(Stored data)
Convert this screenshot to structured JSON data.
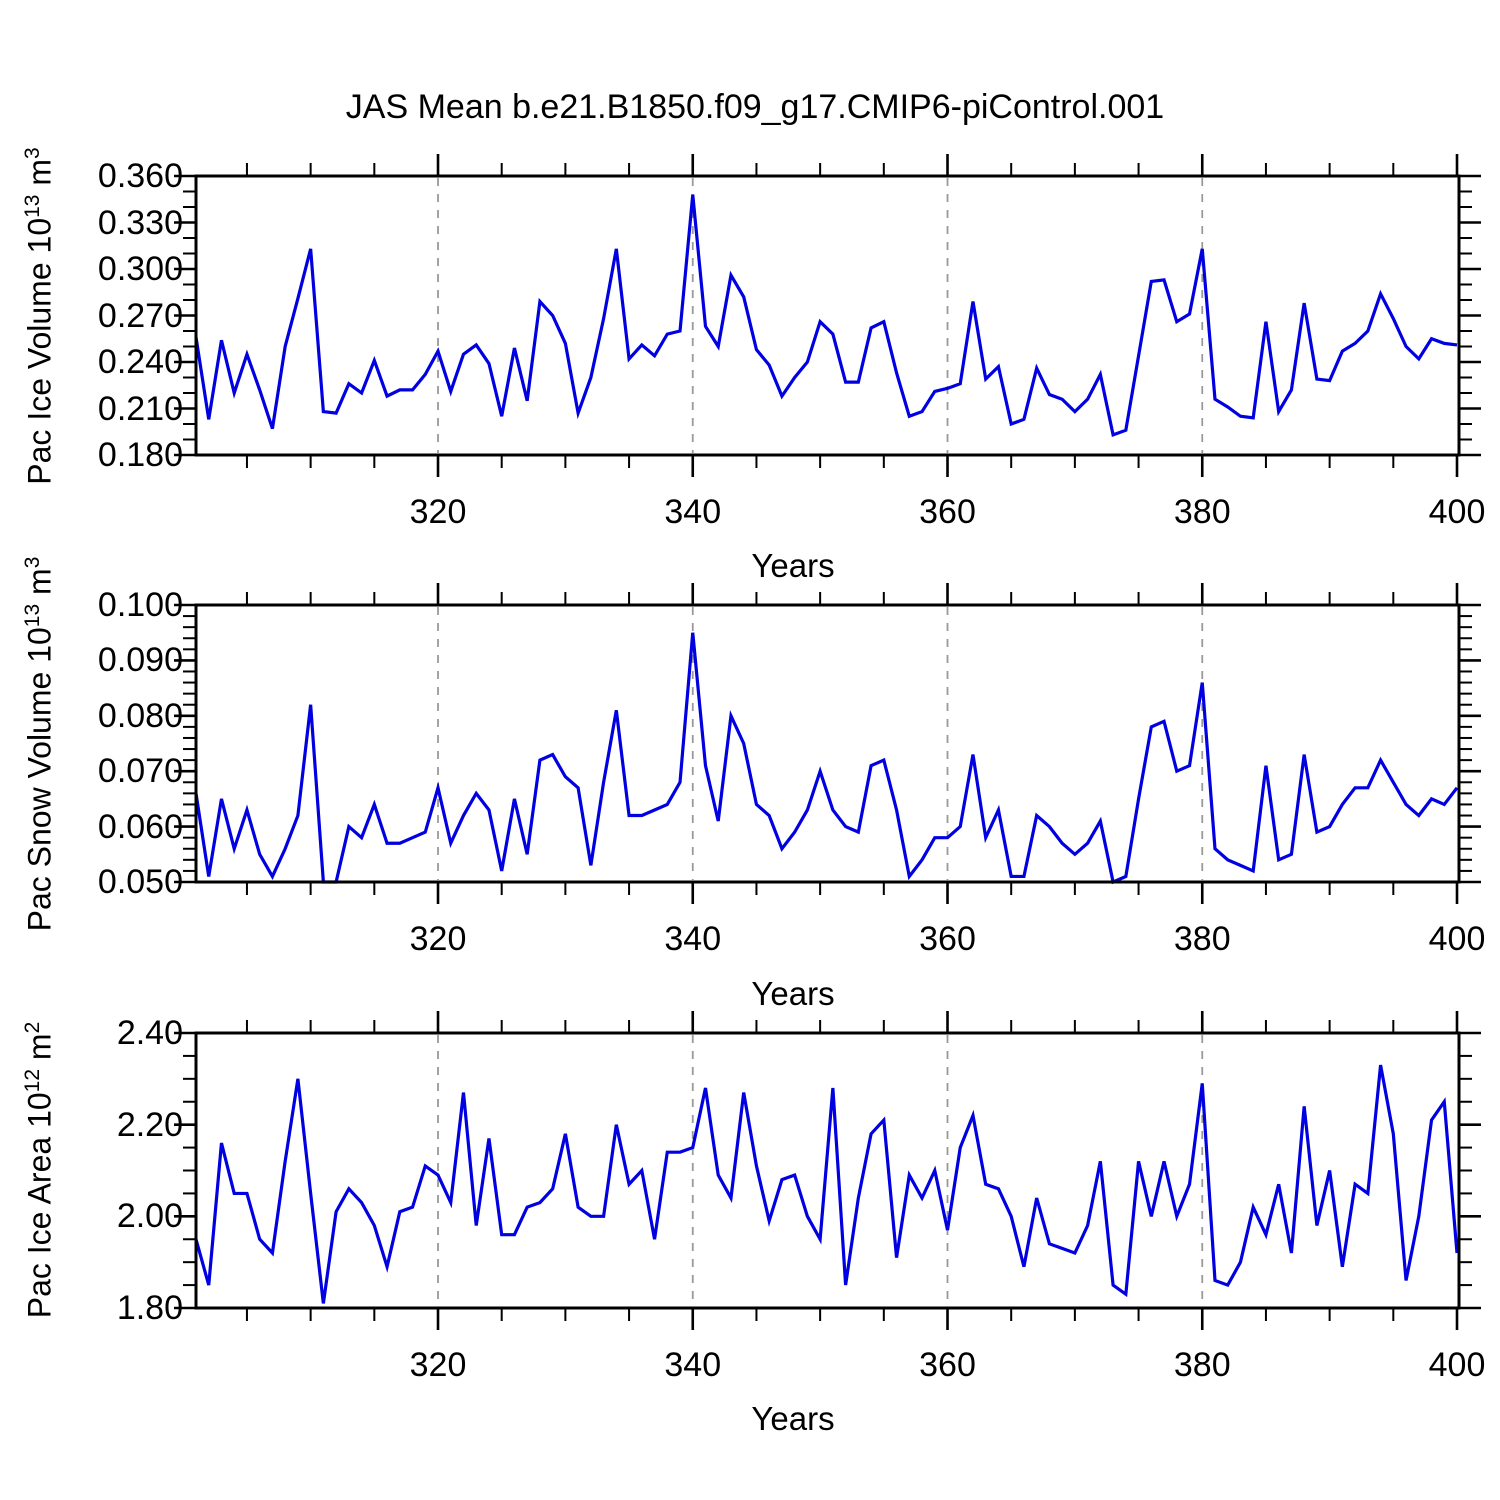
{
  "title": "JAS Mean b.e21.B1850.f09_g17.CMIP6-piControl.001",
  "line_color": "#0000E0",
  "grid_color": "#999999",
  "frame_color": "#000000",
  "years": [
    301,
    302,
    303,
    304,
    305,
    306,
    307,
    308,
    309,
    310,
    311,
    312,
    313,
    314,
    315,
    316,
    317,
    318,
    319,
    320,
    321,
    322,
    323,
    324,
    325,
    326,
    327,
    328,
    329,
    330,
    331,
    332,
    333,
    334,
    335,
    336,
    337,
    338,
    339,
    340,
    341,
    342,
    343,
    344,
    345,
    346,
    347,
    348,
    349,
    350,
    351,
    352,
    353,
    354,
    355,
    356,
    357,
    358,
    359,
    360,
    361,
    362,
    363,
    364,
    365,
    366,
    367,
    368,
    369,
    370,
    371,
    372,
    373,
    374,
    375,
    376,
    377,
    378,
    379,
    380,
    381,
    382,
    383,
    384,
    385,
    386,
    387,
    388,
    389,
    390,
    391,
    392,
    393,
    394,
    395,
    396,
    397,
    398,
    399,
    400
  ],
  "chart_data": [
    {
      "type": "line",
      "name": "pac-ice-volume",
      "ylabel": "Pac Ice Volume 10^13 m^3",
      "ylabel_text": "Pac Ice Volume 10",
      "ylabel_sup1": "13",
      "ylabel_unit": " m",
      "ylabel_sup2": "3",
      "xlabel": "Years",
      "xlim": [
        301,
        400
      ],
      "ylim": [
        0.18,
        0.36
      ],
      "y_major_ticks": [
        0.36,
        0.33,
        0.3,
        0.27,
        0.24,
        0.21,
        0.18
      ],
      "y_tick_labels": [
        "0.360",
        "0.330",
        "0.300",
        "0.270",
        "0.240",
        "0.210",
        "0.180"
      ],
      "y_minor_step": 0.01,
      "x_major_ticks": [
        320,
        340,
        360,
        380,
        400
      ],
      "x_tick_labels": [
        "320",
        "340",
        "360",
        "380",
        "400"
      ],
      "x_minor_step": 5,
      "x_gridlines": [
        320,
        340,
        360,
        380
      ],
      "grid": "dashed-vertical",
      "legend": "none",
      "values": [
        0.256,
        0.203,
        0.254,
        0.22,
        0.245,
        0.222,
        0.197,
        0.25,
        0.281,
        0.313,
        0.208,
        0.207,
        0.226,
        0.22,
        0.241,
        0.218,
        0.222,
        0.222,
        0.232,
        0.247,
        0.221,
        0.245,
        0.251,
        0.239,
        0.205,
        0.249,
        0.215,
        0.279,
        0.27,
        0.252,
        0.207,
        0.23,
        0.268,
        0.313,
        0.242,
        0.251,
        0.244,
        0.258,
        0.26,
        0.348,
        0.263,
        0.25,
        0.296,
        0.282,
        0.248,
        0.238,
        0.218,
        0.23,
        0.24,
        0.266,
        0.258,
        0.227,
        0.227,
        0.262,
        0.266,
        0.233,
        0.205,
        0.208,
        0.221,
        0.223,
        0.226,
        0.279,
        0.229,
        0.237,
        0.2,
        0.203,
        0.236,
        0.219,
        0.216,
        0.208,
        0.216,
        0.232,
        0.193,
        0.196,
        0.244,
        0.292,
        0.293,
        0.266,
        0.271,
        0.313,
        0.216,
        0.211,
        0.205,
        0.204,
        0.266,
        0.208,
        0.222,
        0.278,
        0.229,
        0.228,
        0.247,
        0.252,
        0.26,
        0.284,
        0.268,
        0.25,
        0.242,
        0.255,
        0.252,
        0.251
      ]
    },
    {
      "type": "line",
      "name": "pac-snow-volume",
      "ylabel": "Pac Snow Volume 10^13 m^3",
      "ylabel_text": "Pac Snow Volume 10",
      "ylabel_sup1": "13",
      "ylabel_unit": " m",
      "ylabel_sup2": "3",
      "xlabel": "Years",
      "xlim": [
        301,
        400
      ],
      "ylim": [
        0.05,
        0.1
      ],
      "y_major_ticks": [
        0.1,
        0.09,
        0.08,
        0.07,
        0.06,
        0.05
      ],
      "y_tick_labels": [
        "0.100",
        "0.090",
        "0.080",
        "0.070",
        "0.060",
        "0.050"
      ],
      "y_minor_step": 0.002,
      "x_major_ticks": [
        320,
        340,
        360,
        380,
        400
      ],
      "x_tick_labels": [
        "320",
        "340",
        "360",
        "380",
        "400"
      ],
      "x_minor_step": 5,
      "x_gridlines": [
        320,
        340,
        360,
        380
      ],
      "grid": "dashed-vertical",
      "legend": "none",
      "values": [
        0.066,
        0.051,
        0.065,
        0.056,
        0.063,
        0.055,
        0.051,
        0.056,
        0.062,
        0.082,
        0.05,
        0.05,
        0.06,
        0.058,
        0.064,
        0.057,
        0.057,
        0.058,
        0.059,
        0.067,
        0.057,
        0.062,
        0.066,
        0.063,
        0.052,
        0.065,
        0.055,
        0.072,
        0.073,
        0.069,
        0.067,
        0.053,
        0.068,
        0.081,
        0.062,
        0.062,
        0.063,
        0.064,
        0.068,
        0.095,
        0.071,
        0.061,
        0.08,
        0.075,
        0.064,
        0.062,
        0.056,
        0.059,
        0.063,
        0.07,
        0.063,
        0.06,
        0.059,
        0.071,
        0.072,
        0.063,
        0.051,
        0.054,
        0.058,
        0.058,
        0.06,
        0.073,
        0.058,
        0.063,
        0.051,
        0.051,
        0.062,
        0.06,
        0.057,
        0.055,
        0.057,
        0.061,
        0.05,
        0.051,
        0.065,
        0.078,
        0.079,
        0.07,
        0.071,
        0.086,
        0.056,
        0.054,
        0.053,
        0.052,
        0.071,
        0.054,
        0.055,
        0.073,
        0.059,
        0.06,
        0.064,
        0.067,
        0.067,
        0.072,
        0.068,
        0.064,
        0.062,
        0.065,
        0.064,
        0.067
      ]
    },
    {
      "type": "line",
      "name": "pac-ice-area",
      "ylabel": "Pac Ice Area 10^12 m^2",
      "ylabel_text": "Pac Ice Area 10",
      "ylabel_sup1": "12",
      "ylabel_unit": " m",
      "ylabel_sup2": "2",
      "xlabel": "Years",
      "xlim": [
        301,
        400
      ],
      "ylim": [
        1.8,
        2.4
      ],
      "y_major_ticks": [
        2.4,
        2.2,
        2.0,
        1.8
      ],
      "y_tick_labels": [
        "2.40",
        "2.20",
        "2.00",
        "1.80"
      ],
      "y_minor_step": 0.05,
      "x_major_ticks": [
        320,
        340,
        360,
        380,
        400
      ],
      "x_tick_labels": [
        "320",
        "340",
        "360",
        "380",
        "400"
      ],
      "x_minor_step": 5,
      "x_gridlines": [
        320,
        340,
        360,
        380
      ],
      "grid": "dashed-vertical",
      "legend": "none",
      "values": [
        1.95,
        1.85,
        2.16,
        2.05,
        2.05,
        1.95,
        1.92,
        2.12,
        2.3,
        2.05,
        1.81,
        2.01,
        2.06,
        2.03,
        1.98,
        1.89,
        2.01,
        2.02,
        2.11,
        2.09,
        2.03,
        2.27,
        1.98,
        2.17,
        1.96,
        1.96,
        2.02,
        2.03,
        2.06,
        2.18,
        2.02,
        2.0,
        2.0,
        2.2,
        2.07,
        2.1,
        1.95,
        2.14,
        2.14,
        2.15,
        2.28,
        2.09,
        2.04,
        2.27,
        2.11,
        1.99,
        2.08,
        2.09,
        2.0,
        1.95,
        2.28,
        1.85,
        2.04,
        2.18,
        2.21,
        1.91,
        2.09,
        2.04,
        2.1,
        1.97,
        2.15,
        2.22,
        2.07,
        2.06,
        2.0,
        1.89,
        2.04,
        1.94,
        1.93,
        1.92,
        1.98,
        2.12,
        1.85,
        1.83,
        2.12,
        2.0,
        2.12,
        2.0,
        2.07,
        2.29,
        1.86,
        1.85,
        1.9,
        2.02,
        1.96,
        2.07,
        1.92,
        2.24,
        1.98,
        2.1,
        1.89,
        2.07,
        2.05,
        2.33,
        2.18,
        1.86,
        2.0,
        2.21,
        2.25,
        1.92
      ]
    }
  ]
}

** WHAT YOU WILL DO **
List every line from the entries above in which "name" appears.

** COMPLETE ANSWER **
      "name": "pac-ice-volume",
      "name": "pac-snow-volume",
      "name": "pac-ice-area",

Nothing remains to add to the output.